* start *
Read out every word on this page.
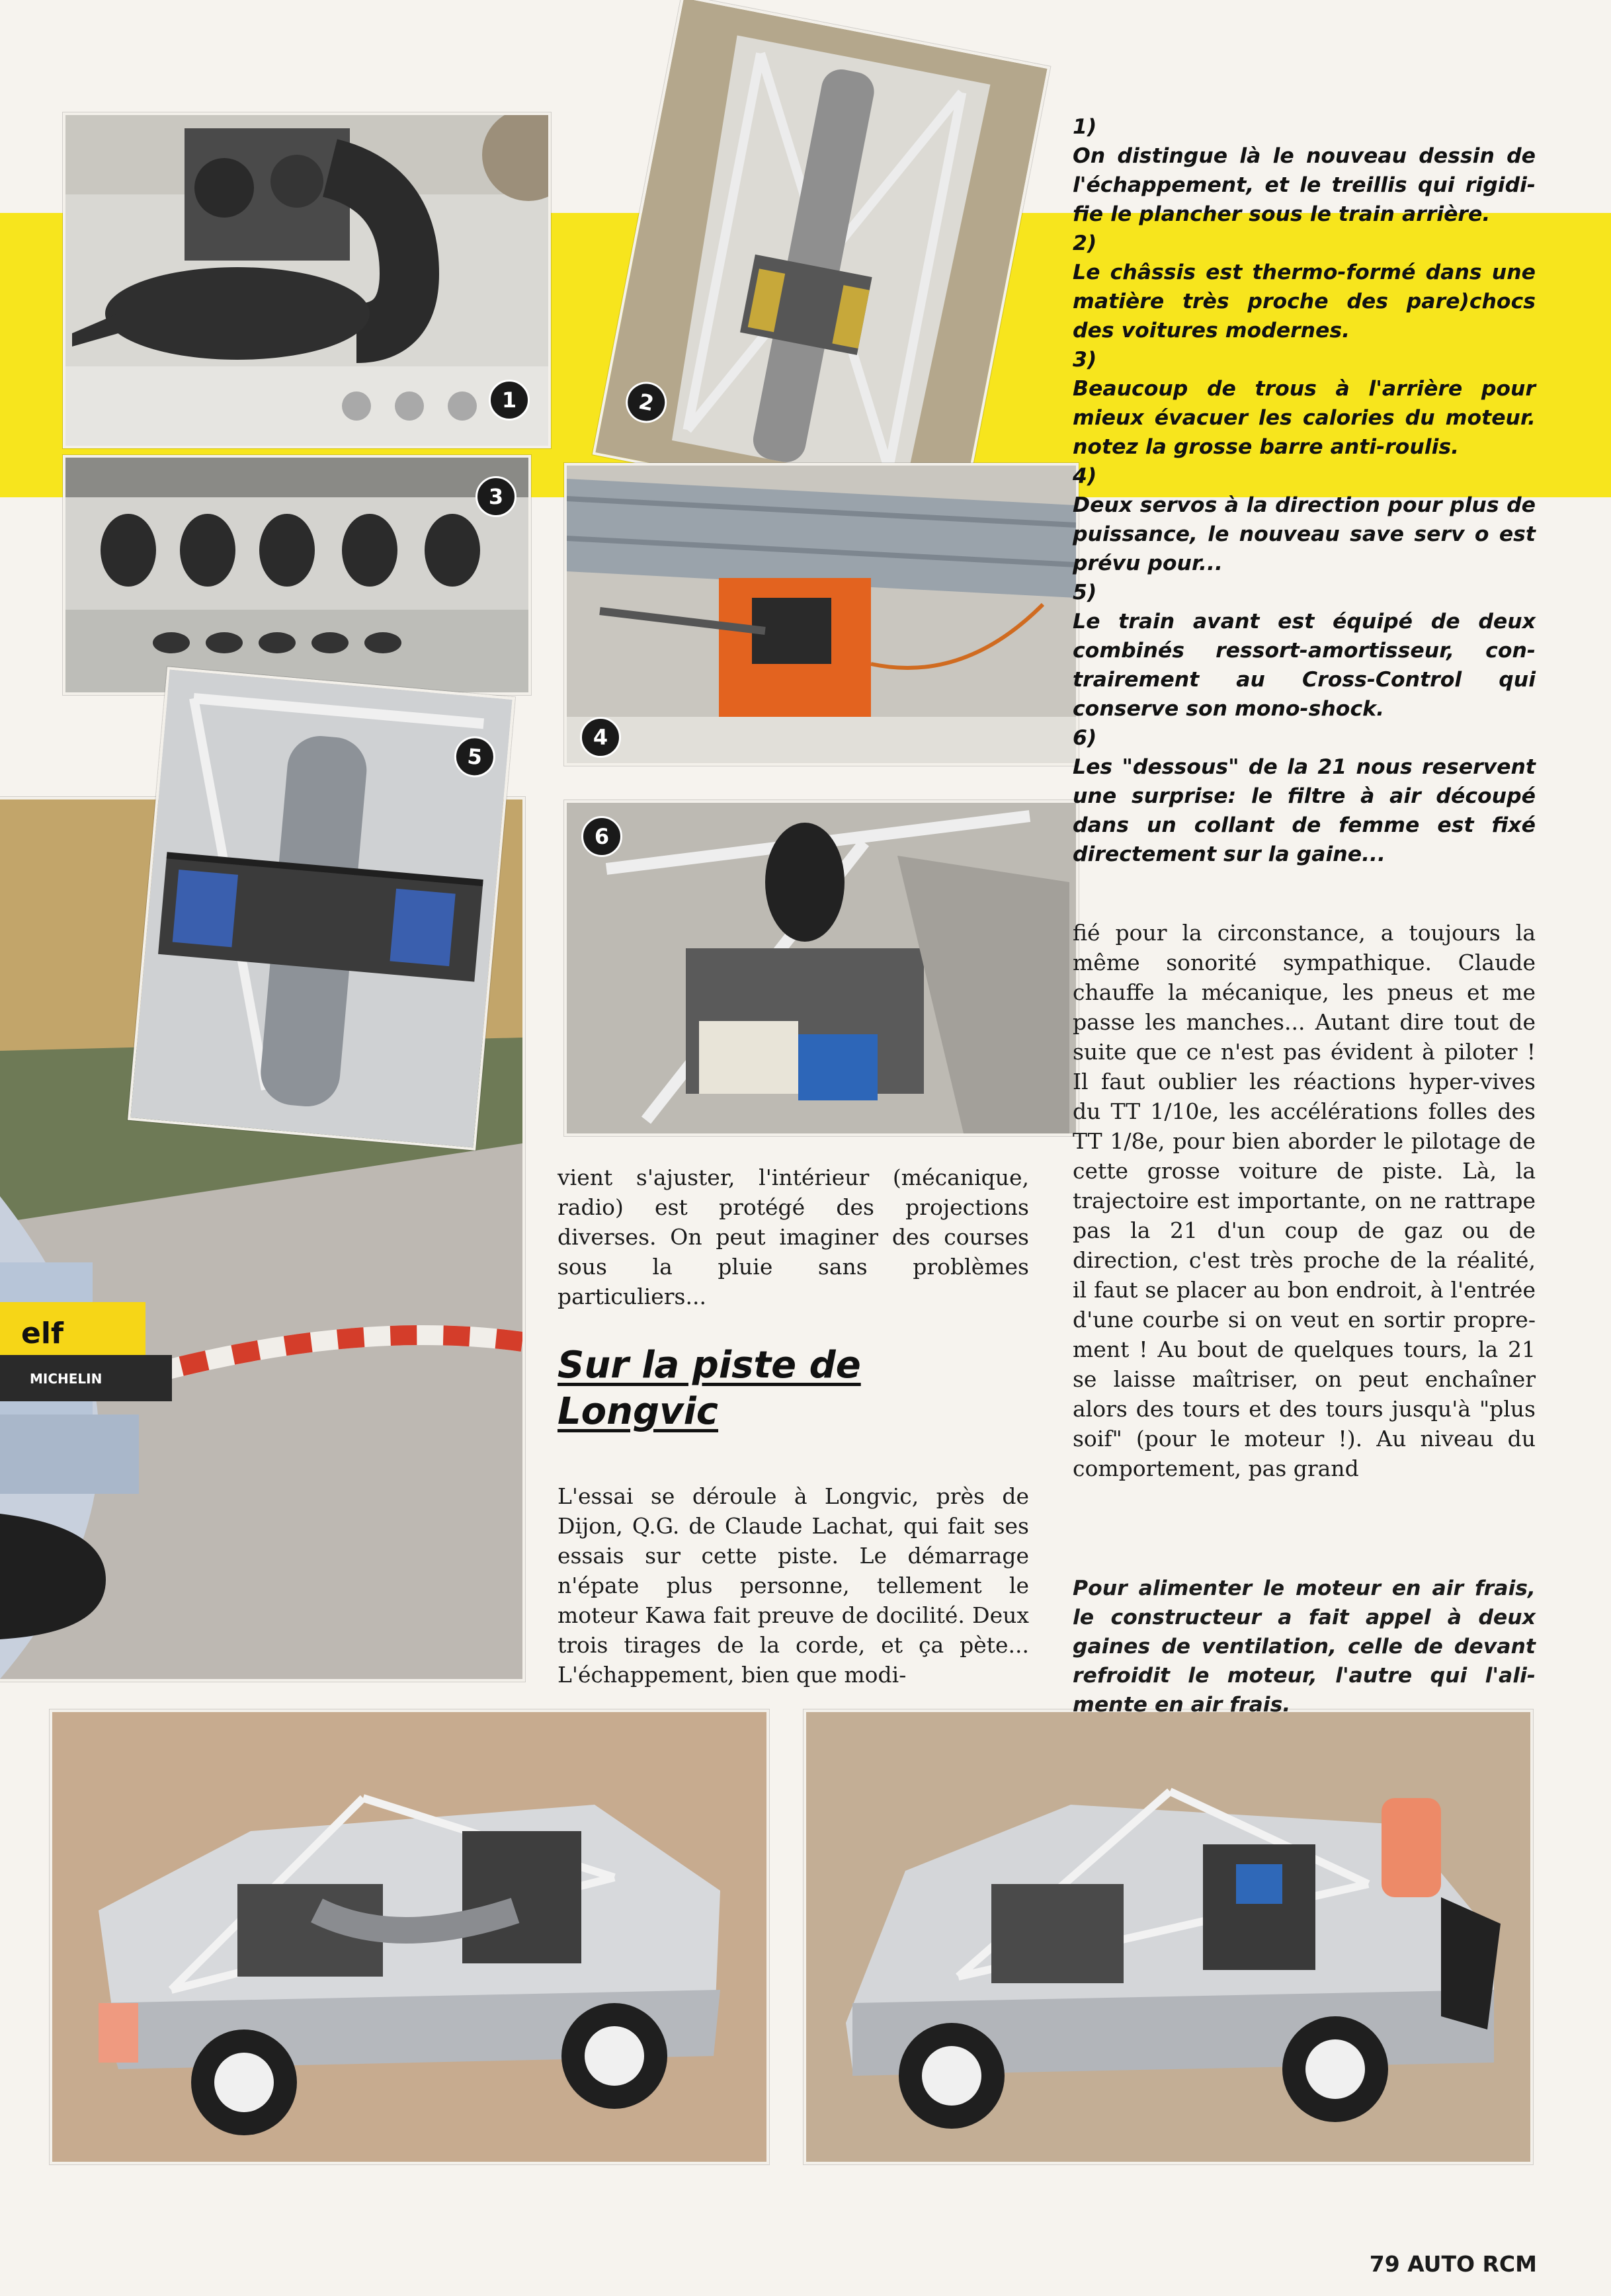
1	2
3
4
elf
MICHELIN
5
6

1)

On distingue là le nouveau dessin de l'échappement, et le treillis qui rigidifie le plancher sous le train arrière.

2)

Le châssis est thermo-formé dans une matière très proche des pare)chocs des voitures modernes.

3)

Beaucoup de trous à l'arrière pour mieux évacuer les calories du moteur. notez la grosse barre anti-roulis.

4)

Deux servos à la direction pour plus de puissance, le nouveau save serv o est prévu pour...

5)

Le train avant est équipé de deux combinés ressort-amortisseur, contrairement au Cross-Control qui conserve son mono-shock.

6)

Les "dessous" de la 21 nous reservent une surprise: le filtre à air découpé dans un collant de femme est fixé directement sur la gaine...

fié pour la circonstance, a toujours la même sonorité sympathique. Claude chauffe la mécanique, les pneus et me passe les manches... Autant dire tout de suite que ce n'est pas évident à piloter ! Il faut oublier les réactions hyper-vives du TT 1/10e, les accélérations folles des TT 1/8e, pour bien aborder le pilotage de cette grosse voiture de piste. Là, la trajectoire est importante, on ne rattrape pas la 21 d'un coup de gaz ou de direction, c'est très proche de la réalité, il faut se placer au bon endroit, à l'entrée d'une courbe si on veut en sortir proprement ! Au bout de quelques tours, la 21 se laisse maîtriser, on peut enchaîner alors des tours et des tours jusqu'à "plus soif" (pour le moteur !). Au niveau du comportement, pas grand

vient s'ajuster, l'intérieur (mécanique, radio) est protégé des projections diverses. On peut imaginer des courses sous la pluie sans problèmes particuliers...

Sur la piste de
Longvic

L'essai se déroule à Longvic, près de Dijon, Q.G. de Claude Lachat, qui fait ses essais sur cette piste. Le démarrage n'épate plus personne, tellement le moteur Kawa fait preuve de docilité. Deux trois tirages de la corde, et ça pète... L'échappement, bien que modi-

Pour alimenter le moteur en air frais, le constructeur a fait appel à deux gaines de ventilation, celle de devant refroidit le moteur, l'autre qui l'alimente en air frais.
79 AUTO RCM
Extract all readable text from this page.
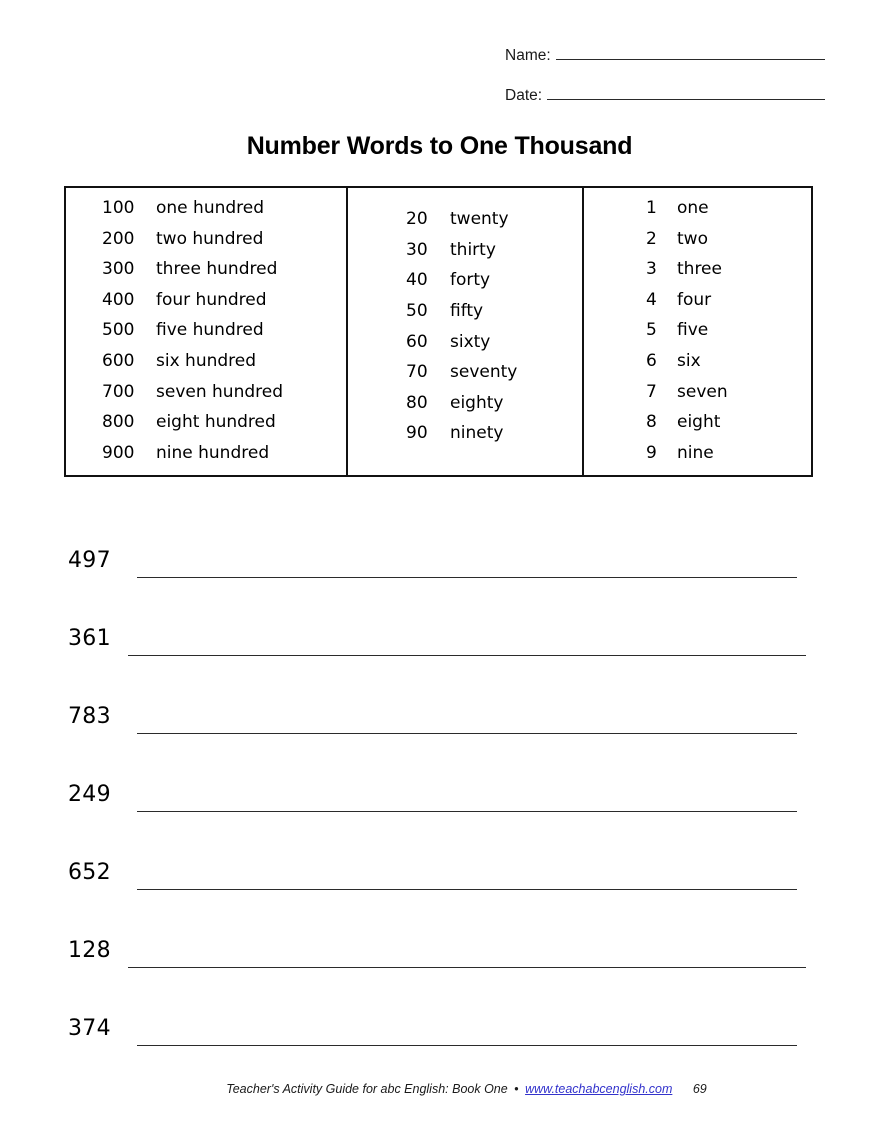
Name:
Date:
Number Words to One Thousand
100	one hundred
200	two hundred
300	three hundred
400	four hundred
500	five hundred
600	six hundred
700	seven hundred
800	eight hundred
900	nine hundred
20	twenty
30	thirty
40	forty
50	fifty
60	sixty
70	seventy
80	eighty
90	ninety
1	one
2	two
3	three
4	four
5	five
6	six
7	seven
8	eight
9	nine
497
361
783
249
652
128
374
Teacher's Activity Guide for abc English: Book One • www.teachabcenglish.com 69
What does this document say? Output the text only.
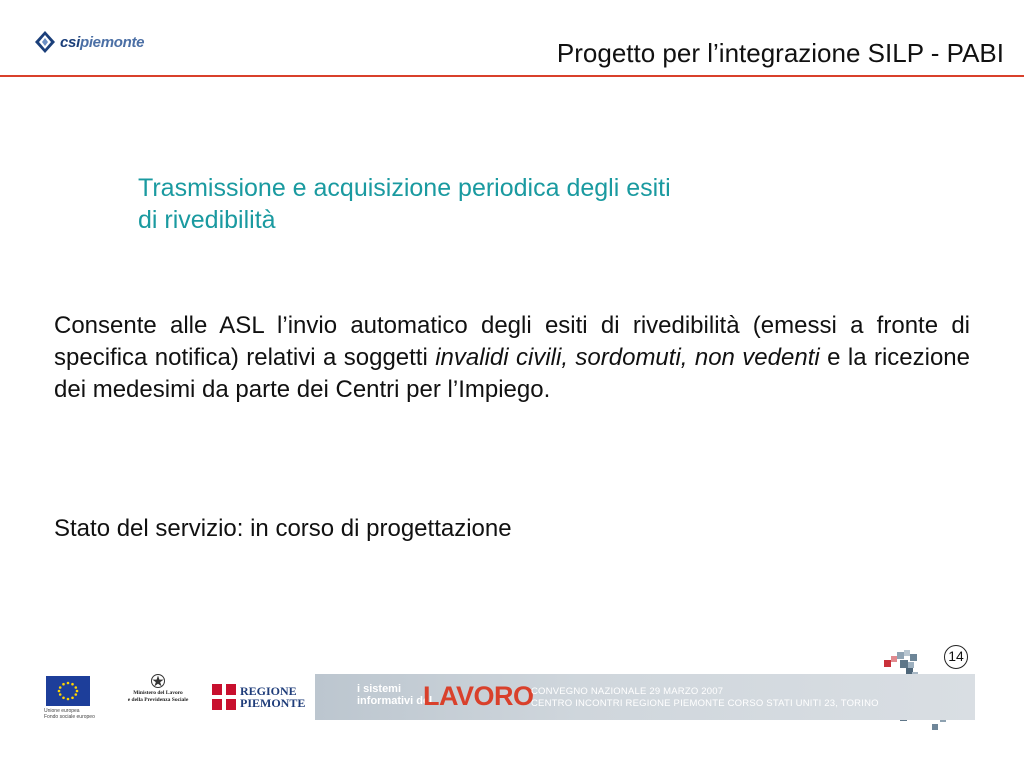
csipiemonte	Progetto per l’integrazione SILP - PABI
Trasmissione e acquisizione periodica degli esiti
di rivedibilità
Consente alle ASL l’invio automatico degli esiti di rivedibilità (emessi a fronte di specifica notifica) relativi a soggetti invalidi civili, sordomuti, non vedenti e la ricezione dei medesimi da parte dei Centri per l’Impiego.
Stato del servizio: in corso di progettazione
14
Unione europea
Fondo sociale europeo
Ministero del Lavoro
e della Previdenza Sociale
REGIONE
PIEMONTE
i sistemi
informativi del
LAVORO
CONVEGNO NAZIONALE 29 MARZO 2007
CENTRO INCONTRI REGIONE PIEMONTE CORSO STATI UNITI 23, TORINO
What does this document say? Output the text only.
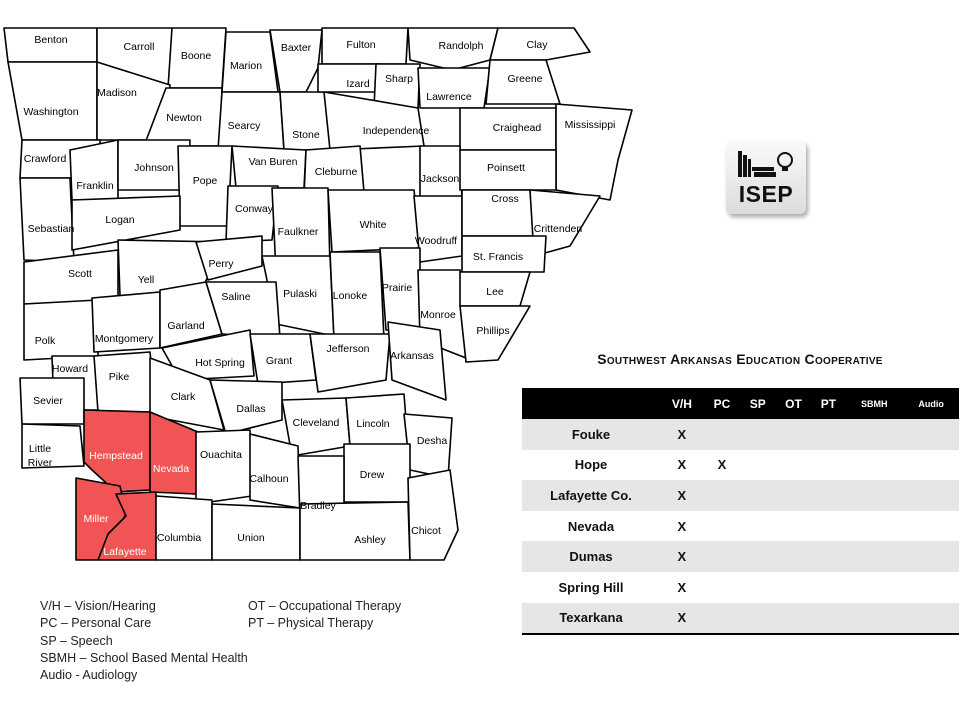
Benton
Carroll
Boone
Marion
Baxter	Fulton	Randolph	Clay
Washington
Madison
Newton
Searcy
Stone
Izard Sharp
Lawrence
Greene
Independence	Craighead Mississippi
Crawford
Franklin
Johnson
Pope
Van Buren
Cleburne
Jackson
Poinsett
Sebastian
Logan
Conway
Faulkner
White
Woodruff
Cross
Crittenden
St. Francis
Scott	Yell
Perry
Pulaski Lonoke
Prairie
Monroe
Lee
Phillips
Polk	Montgomery
Garland
Saline
Hot Spring Grant
Jefferson
Arkansas
Howard
Pike
Clark
Dallas
Cleveland Lincoln
Desha
Sevier
Little River
Hempstead
Nevada
Ouachita
Calhoun	Drew
Bradley
Miller
Lafayette
Columbia	Union	Ashley
Chicot
ISEP
Southwest Arkansas Education Cooperative
	V/H	PC	SP	OT	PT	SBMH	Audio
Fouke	X						
Hope	X	X					
Lafayette Co.	X						
Nevada	X						
Dumas	X						
Spring Hill	X						
Texarkana	X						
V/H – Vision/Hearing
PC – Personal Care
SP – Speech
SBMH – School Based Mental Health
Audio - Audiology
OT – Occupational Therapy
PT – Physical Therapy
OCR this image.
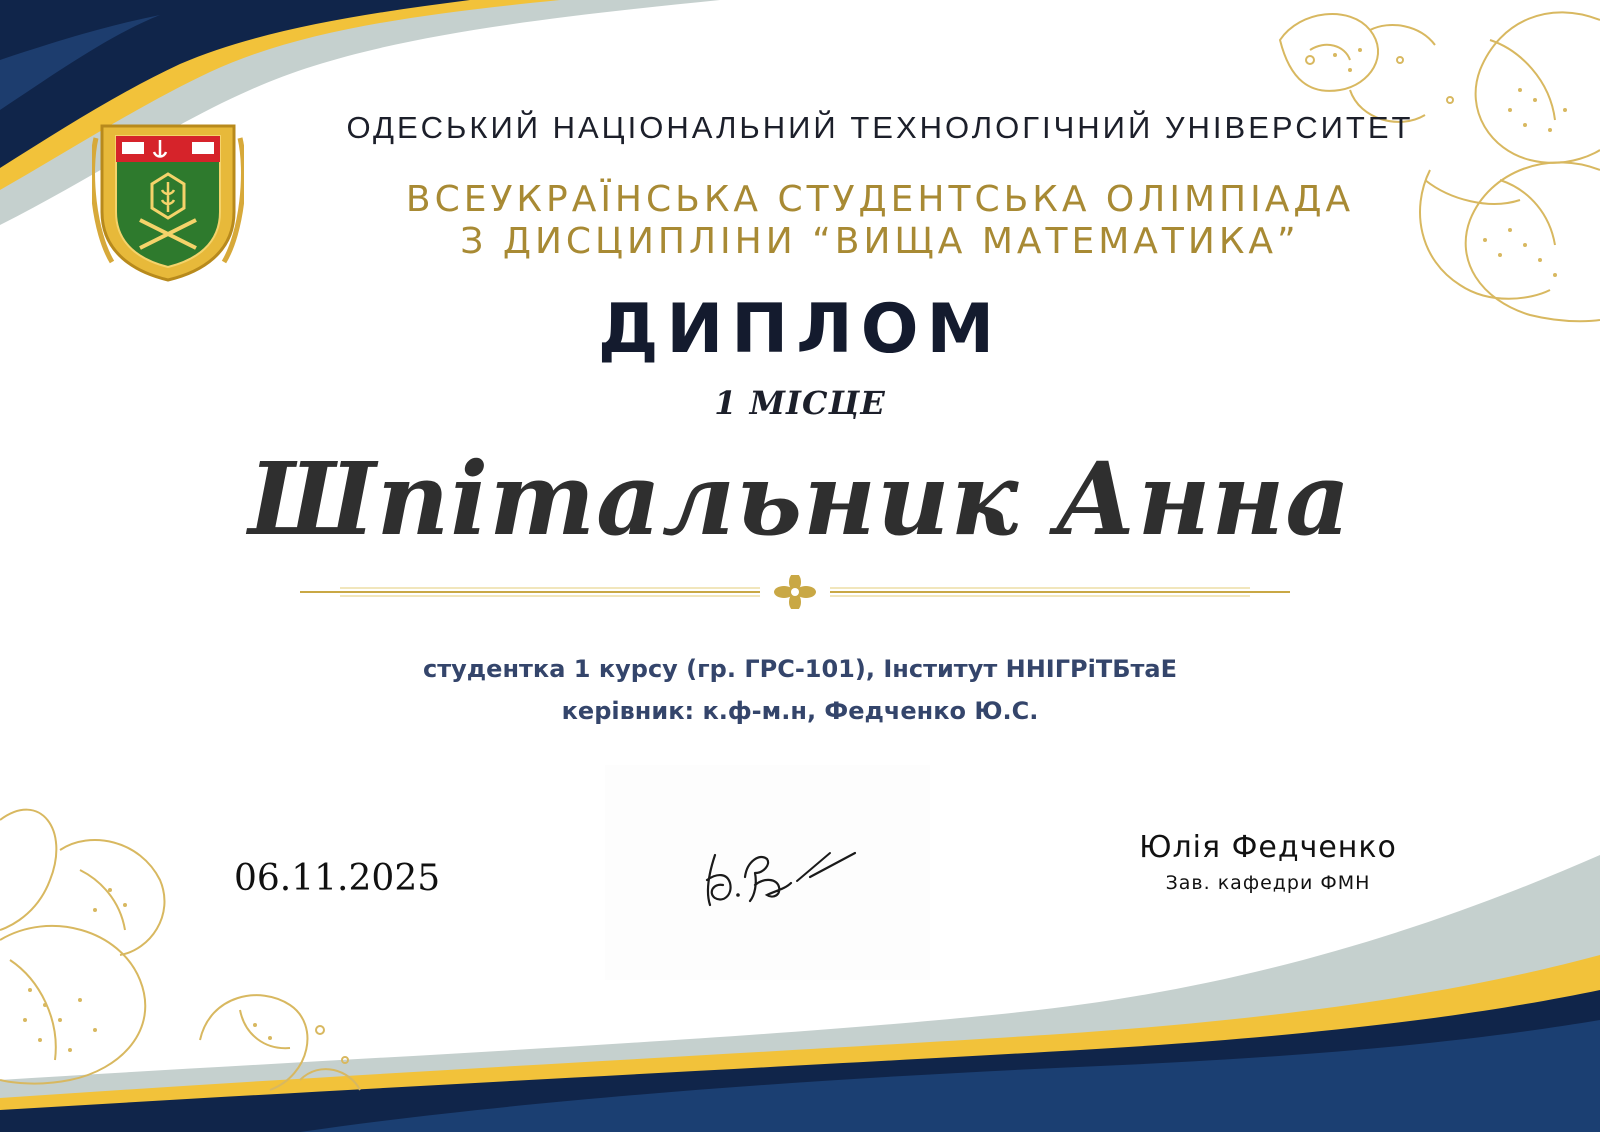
ОДЕСЬКИЙ НАЦІОНАЛЬНИЙ ТЕХНОЛОГІЧНИЙ УНІВЕРСИТЕТ
ВСЕУКРАЇНСЬКА СТУДЕНТСЬКА ОЛІМПІАДА
З ДИСЦИПЛІНИ “ВИЩА МАТЕМАТИКА”
ДИПЛОМ
1 МІСЦЕ
Шпітальник Анна
студентка 1 курсу (гр. ГРС-101), Інститут ННІГРіТБтаЕ
керівник: к.ф-м.н, Федченко Ю.С.
06.11.2025
Юлія Федченко
Зав. кафедри ФМН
* end *
§ **Brief**: Copy the lines starting at the line that contains "OCR this image." and running to the final line of the entries, inclusive; omit all pictures.

§ **Result of the task**:
OCR this image.
ОДЕСЬКИЙ НАЦІОНАЛЬНИЙ ТЕХНОЛОГІЧНИЙ УНІВЕРСИТЕТ
ВСЕУКРАЇНСЬКА СТУДЕНТСЬКА ОЛІМПІАДА
З ДИСЦИПЛІНИ “ВИЩА МАТЕМАТИКА”
ДИПЛОМ
1 МІСЦЕ
Шпітальник Анна
студентка 1 курсу (гр. ГРС-101), Інститут ННІГРіТБтаЕ
керівник: к.ф-м.н, Федченко Ю.С.
06.11.2025
Юлія Федченко
Зав. кафедри ФМН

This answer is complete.